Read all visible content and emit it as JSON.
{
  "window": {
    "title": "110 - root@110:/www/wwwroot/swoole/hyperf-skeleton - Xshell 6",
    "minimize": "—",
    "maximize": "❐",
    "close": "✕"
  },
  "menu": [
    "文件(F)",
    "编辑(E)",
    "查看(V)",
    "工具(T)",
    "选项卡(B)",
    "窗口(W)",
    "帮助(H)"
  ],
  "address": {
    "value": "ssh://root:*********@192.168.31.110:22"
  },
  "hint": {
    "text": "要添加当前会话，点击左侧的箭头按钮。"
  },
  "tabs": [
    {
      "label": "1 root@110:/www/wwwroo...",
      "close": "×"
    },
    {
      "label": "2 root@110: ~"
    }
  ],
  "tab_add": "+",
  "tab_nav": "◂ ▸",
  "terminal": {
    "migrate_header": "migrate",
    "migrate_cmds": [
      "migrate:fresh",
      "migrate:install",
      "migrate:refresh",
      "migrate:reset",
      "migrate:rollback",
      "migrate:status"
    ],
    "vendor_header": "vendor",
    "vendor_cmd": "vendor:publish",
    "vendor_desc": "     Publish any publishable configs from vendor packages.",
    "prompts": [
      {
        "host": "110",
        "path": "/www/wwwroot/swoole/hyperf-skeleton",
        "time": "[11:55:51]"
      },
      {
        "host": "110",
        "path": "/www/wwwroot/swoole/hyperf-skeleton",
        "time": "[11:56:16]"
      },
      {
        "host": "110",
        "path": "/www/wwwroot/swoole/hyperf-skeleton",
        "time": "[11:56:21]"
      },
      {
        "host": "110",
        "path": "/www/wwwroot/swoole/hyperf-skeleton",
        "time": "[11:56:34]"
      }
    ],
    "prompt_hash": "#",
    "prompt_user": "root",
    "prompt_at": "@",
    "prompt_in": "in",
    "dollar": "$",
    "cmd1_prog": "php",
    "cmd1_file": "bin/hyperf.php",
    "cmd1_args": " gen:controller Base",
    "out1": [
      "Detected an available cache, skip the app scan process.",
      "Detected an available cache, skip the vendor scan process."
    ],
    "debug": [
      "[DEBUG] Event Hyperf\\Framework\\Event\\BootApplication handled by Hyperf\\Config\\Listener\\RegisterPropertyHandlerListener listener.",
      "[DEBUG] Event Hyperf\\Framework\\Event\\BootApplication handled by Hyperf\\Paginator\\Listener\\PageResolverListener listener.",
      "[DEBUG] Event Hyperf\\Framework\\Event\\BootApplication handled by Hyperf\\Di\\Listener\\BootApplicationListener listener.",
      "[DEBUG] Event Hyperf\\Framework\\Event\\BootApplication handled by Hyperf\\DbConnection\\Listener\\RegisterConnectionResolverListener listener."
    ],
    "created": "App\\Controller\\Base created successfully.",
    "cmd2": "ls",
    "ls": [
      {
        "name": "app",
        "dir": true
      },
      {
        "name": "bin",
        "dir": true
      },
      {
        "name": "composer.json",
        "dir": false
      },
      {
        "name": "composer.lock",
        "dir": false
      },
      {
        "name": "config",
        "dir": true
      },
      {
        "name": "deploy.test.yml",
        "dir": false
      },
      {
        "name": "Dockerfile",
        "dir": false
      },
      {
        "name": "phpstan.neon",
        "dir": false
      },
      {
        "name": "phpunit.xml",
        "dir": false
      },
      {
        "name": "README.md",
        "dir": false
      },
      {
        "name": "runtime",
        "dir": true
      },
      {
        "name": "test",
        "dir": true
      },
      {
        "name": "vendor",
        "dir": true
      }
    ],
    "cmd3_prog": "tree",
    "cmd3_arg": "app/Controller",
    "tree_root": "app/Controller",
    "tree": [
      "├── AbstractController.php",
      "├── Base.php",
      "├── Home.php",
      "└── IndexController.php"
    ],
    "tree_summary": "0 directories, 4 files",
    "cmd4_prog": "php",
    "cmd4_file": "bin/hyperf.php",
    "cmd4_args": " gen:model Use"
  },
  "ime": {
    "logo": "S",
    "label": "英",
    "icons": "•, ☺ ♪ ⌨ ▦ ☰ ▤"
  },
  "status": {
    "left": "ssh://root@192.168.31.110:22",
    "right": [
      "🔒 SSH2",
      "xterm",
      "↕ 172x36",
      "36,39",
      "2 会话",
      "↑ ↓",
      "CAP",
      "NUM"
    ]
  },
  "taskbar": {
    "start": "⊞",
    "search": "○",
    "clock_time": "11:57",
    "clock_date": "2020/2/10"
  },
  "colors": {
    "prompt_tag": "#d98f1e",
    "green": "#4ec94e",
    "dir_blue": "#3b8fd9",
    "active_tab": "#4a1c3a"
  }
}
+ + +
Copy each line of the data above without altering a single character.

Read all visible content and emit it as JSON.
{
  "window": {
    "title": "110 - root@110:/www/wwwroot/swoole/hyperf-skeleton - Xshell 6",
    "minimize": "—",
    "maximize": "❐",
    "close": "✕"
  },
  "menu": [
    "文件(F)",
    "编辑(E)",
    "查看(V)",
    "工具(T)",
    "选项卡(B)",
    "窗口(W)",
    "帮助(H)"
  ],
  "address": {
    "value": "ssh://root:*********@192.168.31.110:22"
  },
  "hint": {
    "text": "要添加当前会话，点击左侧的箭头按钮。"
  },
  "tabs": [
    {
      "label": "1 root@110:/www/wwwroo...",
      "close": "×"
    },
    {
      "label": "2 root@110: ~"
    }
  ],
  "tab_add": "+",
  "tab_nav": "◂ ▸",
  "terminal": {
    "migrate_header": "migrate",
    "migrate_cmds": [
      "migrate:fresh",
      "migrate:install",
      "migrate:refresh",
      "migrate:reset",
      "migrate:rollback",
      "migrate:status"
    ],
    "vendor_header": "vendor",
    "vendor_cmd": "vendor:publish",
    "vendor_desc": "     Publish any publishable configs from vendor packages.",
    "prompts": [
      {
        "host": "110",
        "path": "/www/wwwroot/swoole/hyperf-skeleton",
        "time": "[11:55:51]"
      },
      {
        "host": "110",
        "path": "/www/wwwroot/swoole/hyperf-skeleton",
        "time": "[11:56:16]"
      },
      {
        "host": "110",
        "path": "/www/wwwroot/swoole/hyperf-skeleton",
        "time": "[11:56:21]"
      },
      {
        "host": "110",
        "path": "/www/wwwroot/swoole/hyperf-skeleton",
        "time": "[11:56:34]"
      }
    ],
    "prompt_hash": "#",
    "prompt_user": "root",
    "prompt_at": "@",
    "prompt_in": "in",
    "dollar": "$",
    "cmd1_prog": "php",
    "cmd1_file": "bin/hyperf.php",
    "cmd1_args": " gen:controller Base",
    "out1": [
      "Detected an available cache, skip the app scan process.",
      "Detected an available cache, skip the vendor scan process."
    ],
    "debug": [
      "[DEBUG] Event Hyperf\\Framework\\Event\\BootApplication handled by Hyperf\\Config\\Listener\\RegisterPropertyHandlerListener listener.",
      "[DEBUG] Event Hyperf\\Framework\\Event\\BootApplication handled by Hyperf\\Paginator\\Listener\\PageResolverListener listener.",
      "[DEBUG] Event Hyperf\\Framework\\Event\\BootApplication handled by Hyperf\\Di\\Listener\\BootApplicationListener listener.",
      "[DEBUG] Event Hyperf\\Framework\\Event\\BootApplication handled by Hyperf\\DbConnection\\Listener\\RegisterConnectionResolverListener listener."
    ],
    "created": "App\\Controller\\Base created successfully.",
    "cmd2": "ls",
    "ls": [
      {
        "name": "app",
        "dir": true
      },
      {
        "name": "bin",
        "dir": true
      },
      {
        "name": "composer.json",
        "dir": false
      },
      {
        "name": "composer.lock",
        "dir": false
      },
      {
        "name": "config",
        "dir": true
      },
      {
        "name": "deploy.test.yml",
        "dir": false
      },
      {
        "name": "Dockerfile",
        "dir": false
      },
      {
        "name": "phpstan.neon",
        "dir": false
      },
      {
        "name": "phpunit.xml",
        "dir": false
      },
      {
        "name": "README.md",
        "dir": false
      },
      {
        "name": "runtime",
        "dir": true
      },
      {
        "name": "test",
        "dir": true
      },
      {
        "name": "vendor",
        "dir": true
      }
    ],
    "cmd3_prog": "tree",
    "cmd3_arg": "app/Controller",
    "tree_root": "app/Controller",
    "tree": [
      "├── AbstractController.php",
      "├── Base.php",
      "├── Home.php",
      "└── IndexController.php"
    ],
    "tree_summary": "0 directories, 4 files",
    "cmd4_prog": "php",
    "cmd4_file": "bin/hyperf.php",
    "cmd4_args": " gen:model Use"
  },
  "ime": {
    "logo": "S",
    "label": "英",
    "icons": "•, ☺ ♪ ⌨ ▦ ☰ ▤"
  },
  "status": {
    "left": "ssh://root@192.168.31.110:22",
    "right": [
      "🔒 SSH2",
      "xterm",
      "↕ 172x36",
      "36,39",
      "2 会话",
      "↑ ↓",
      "CAP",
      "NUM"
    ]
  },
  "taskbar": {
    "start": "⊞",
    "search": "○",
    "clock_time": "11:57",
    "clock_date": "2020/2/10"
  },
  "colors": {
    "prompt_tag": "#d98f1e",
    "green": "#4ec94e",
    "dir_blue": "#3b8fd9",
    "active_tab": "#4a1c3a"
  }
}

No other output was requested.